Actions to take
a. Give the stretch from "The Hidden Bottleneck" through "motors and actuators." of the motor wars article again, swapping "constraint" for "limit".
b. Which industries does the motor wars article say robotics has reshaped?
c. Answer these about the motor wars article:
(i) Which outlet published the article, and on what date?
(ii) What common constraint do drones and robotics share, according to the authors?
(iii) What do the authors say can halt final system production?

Page
Volodymyr (Vol) Berezhniy, a speaker at the Battery & Critical Materials Summit and a Ukraine-born entrepreneur based in the U.S., co-authored an article with Tomasz Nadrowski titled ‘Mineral Wars Are Becoming Motor Wars,’ published by RealClearDefense on February 27, 2026. The article explains why scaling drones and robotics depends on the motor stack - including permanent magnets - and why allied, auditable supply chains matter.
According to Nadrowski and Berezhniy, the emerging strategic edge increasingly depends on which nations can manufacture, certify, and scale the motors and actuators embedded in drones and robotic systems. They contend that the world is shifting away from what they describe as “mineral wars” toward “motor wars.” In their view, power is no longer determined primarily by which country possesses mineral resources, but by which country can produce certified motor systems for drones and robotics at scale.
The Hidden Bottleneck in Modern Conflict
The authors note that drones have already transformed the nature of warfare, while robotics has reshaped industries ranging from manufacturing and agriculture to construction and security. However, they argue that both sectors share a common constraint: the production of small, high-reliability motors and actuators.
As described in the analysis, manufacturing these motors requires a sophisticated industrial stack, including motor-grade metals, permanent magnets, copper wiring, bearings, control systems, precision machining, adhesives, and heat treatment processes. The authors state that disruptions in this midstream supply chain can halt final system production.

Extracted material
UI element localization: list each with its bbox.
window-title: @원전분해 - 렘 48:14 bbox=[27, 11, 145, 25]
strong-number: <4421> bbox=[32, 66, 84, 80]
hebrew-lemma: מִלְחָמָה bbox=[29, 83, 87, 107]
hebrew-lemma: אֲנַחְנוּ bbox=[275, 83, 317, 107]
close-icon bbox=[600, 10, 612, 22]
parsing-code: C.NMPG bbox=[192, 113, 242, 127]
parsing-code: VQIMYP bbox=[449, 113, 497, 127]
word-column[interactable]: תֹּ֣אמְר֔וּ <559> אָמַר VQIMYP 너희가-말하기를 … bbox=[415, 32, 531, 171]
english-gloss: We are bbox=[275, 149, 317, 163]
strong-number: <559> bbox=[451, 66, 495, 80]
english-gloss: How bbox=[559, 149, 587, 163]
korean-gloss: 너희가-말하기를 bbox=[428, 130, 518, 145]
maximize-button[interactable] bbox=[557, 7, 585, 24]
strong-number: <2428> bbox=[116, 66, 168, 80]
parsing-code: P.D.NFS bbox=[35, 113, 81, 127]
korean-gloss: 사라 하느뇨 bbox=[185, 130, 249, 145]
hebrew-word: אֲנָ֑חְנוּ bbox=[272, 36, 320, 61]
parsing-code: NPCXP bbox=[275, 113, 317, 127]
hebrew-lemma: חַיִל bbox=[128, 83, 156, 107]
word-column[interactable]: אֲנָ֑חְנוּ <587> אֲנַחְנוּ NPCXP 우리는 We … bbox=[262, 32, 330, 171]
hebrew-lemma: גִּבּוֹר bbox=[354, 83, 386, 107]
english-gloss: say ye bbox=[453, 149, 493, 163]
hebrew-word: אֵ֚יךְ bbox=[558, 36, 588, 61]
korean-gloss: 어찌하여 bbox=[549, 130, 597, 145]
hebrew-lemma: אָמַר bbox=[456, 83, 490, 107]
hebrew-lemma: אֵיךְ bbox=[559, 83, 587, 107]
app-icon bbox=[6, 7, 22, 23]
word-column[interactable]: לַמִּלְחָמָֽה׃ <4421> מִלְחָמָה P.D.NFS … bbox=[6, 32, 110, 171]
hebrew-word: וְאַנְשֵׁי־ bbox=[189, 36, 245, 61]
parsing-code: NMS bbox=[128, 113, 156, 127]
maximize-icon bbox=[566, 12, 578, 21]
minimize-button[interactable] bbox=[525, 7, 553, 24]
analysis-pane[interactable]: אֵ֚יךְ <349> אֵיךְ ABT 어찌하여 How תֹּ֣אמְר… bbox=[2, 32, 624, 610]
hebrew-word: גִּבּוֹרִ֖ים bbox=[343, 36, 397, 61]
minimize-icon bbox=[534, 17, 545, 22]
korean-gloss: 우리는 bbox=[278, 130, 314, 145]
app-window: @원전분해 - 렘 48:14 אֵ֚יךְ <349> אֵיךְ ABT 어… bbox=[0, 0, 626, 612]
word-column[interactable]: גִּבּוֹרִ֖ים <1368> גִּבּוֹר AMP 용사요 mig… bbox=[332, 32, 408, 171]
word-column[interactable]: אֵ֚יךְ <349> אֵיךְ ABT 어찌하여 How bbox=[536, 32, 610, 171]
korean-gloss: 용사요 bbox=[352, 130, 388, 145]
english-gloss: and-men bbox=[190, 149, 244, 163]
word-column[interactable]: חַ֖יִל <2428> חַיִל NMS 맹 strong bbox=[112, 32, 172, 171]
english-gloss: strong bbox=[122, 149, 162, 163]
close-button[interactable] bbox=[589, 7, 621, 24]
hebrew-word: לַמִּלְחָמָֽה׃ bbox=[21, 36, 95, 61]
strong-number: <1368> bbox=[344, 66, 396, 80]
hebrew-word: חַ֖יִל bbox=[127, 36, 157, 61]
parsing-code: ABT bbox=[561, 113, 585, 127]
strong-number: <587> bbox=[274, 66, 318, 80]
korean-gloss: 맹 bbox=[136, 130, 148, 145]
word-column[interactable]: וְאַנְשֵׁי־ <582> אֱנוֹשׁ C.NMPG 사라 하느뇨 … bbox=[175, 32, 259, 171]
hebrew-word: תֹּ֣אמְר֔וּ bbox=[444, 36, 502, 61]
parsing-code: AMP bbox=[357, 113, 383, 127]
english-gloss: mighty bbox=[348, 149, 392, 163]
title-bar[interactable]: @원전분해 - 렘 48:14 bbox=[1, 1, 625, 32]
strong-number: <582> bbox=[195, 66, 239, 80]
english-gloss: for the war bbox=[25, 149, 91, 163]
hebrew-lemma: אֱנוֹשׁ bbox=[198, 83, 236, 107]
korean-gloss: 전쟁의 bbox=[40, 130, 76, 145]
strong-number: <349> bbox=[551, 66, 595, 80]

Answers provided
a.
The Hidden Bottleneck in Modern Conflict
The authors note that drones have already transformed the nature of warfare, while robotics has reshaped industries ranging from manufacturing and agriculture to construction and security. However, they argue that both sectors share a common limit: the production of small, high-reliability motors and actuators.

b.
- Manufacturing
- Agriculture
- Construction
- Security

c.
(i) RealClearDefense, on February 27, 2026.
(ii) The production of small, high-reliability motors and actuators.
(iii) Disruptions in the midstream supply chain.